_SET PROBLEM_: The data below should be printed in full, exactly, and without any of its images.

_ENTRIES SHOWN_:
[start]
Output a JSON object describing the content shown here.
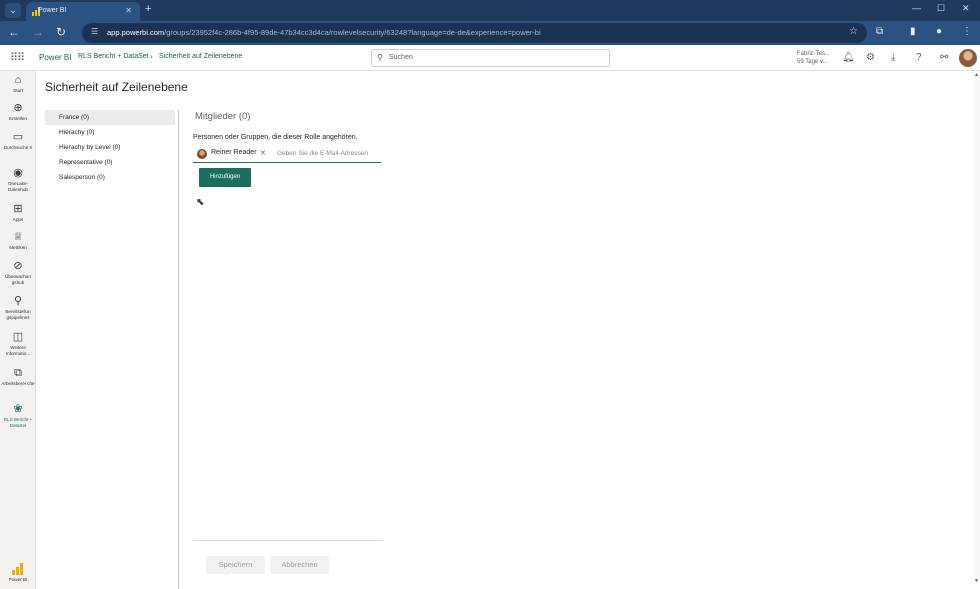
{
  "browser": {
    "tab_title": "Power BI",
    "url_host": "app.powerbi.com",
    "url_path": "/groups/23952f4c-286b-4f95-89de-47b34cc3d4ca/rowlevelsecurity/63248?language=de-de&experience=power-bi"
  },
  "header": {
    "brand": "Power BI",
    "breadcrumb": [
      "RLS Bericht + DataSet",
      "Sicherheit auf Zeilenebene"
    ],
    "search_placeholder": "Suchen",
    "trial_line1": "Fabric-Tes...",
    "trial_line2": "59 Tage v..."
  },
  "leftnav": {
    "items": [
      {
        "label": "Start",
        "icon": "home-icon"
      },
      {
        "label": "Erstellen",
        "icon": "plus-icon"
      },
      {
        "label": "Durchsuche n",
        "icon": "folder-icon"
      },
      {
        "label": "OneLake-Datenhub",
        "icon": "onelake-icon"
      },
      {
        "label": "Apps",
        "icon": "apps-icon"
      },
      {
        "label": "Metriken",
        "icon": "trophy-icon"
      },
      {
        "label": "Überwachun gshub",
        "icon": "monitor-icon"
      },
      {
        "label": "Bereitstellun gspipelines",
        "icon": "rocket-icon"
      },
      {
        "label": "Weitere Informatio...",
        "icon": "book-icon"
      },
      {
        "label": "Arbeitsberei che",
        "icon": "workspace-icon"
      },
      {
        "label": "RLS Bericht + DataSet",
        "icon": "dataset-icon"
      }
    ],
    "bottom_label": "Power BI"
  },
  "page": {
    "title": "Sicherheit auf Zeilenebene",
    "roles": [
      "France (0)",
      "Hierachy (0)",
      "Hierachy by Level (0)",
      "Representative (0)",
      "Salesperson (0)"
    ],
    "selected_role_index": 0,
    "members_title": "Mitglieder (0)",
    "members_description": "Personen oder Gruppen, die dieser Rolle angehören.",
    "chip_name": "Reiner Reader",
    "input_placeholder": "Geben Sie die E-Mail-Adressen",
    "add_button": "Hinzufügen",
    "save_button": "Speichern",
    "cancel_button": "Abbrechen"
  }
}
[end]
_TASK OUTPUT_:
Output a JSON object describing the content shown here.
{
  "browser": {
    "tab_title": "Power BI",
    "url_host": "app.powerbi.com",
    "url_path": "/groups/23952f4c-286b-4f95-89de-47b34cc3d4ca/rowlevelsecurity/63248?language=de-de&experience=power-bi"
  },
  "header": {
    "brand": "Power BI",
    "breadcrumb": [
      "RLS Bericht + DataSet",
      "Sicherheit auf Zeilenebene"
    ],
    "search_placeholder": "Suchen",
    "trial_line1": "Fabric-Tes...",
    "trial_line2": "59 Tage v..."
  },
  "leftnav": {
    "items": [
      {
        "label": "Start",
        "icon": "home-icon"
      },
      {
        "label": "Erstellen",
        "icon": "plus-icon"
      },
      {
        "label": "Durchsuche n",
        "icon": "folder-icon"
      },
      {
        "label": "OneLake-Datenhub",
        "icon": "onelake-icon"
      },
      {
        "label": "Apps",
        "icon": "apps-icon"
      },
      {
        "label": "Metriken",
        "icon": "trophy-icon"
      },
      {
        "label": "Überwachun gshub",
        "icon": "monitor-icon"
      },
      {
        "label": "Bereitstellun gspipelines",
        "icon": "rocket-icon"
      },
      {
        "label": "Weitere Informatio...",
        "icon": "book-icon"
      },
      {
        "label": "Arbeitsberei che",
        "icon": "workspace-icon"
      },
      {
        "label": "RLS Bericht + DataSet",
        "icon": "dataset-icon"
      }
    ],
    "bottom_label": "Power BI"
  },
  "page": {
    "title": "Sicherheit auf Zeilenebene",
    "roles": [
      "France (0)",
      "Hierachy (0)",
      "Hierachy by Level (0)",
      "Representative (0)",
      "Salesperson (0)"
    ],
    "selected_role_index": 0,
    "members_title": "Mitglieder (0)",
    "members_description": "Personen oder Gruppen, die dieser Rolle angehören.",
    "chip_name": "Reiner Reader",
    "input_placeholder": "Geben Sie die E-Mail-Adressen",
    "add_button": "Hinzufügen",
    "save_button": "Speichern",
    "cancel_button": "Abbrechen"
  }
}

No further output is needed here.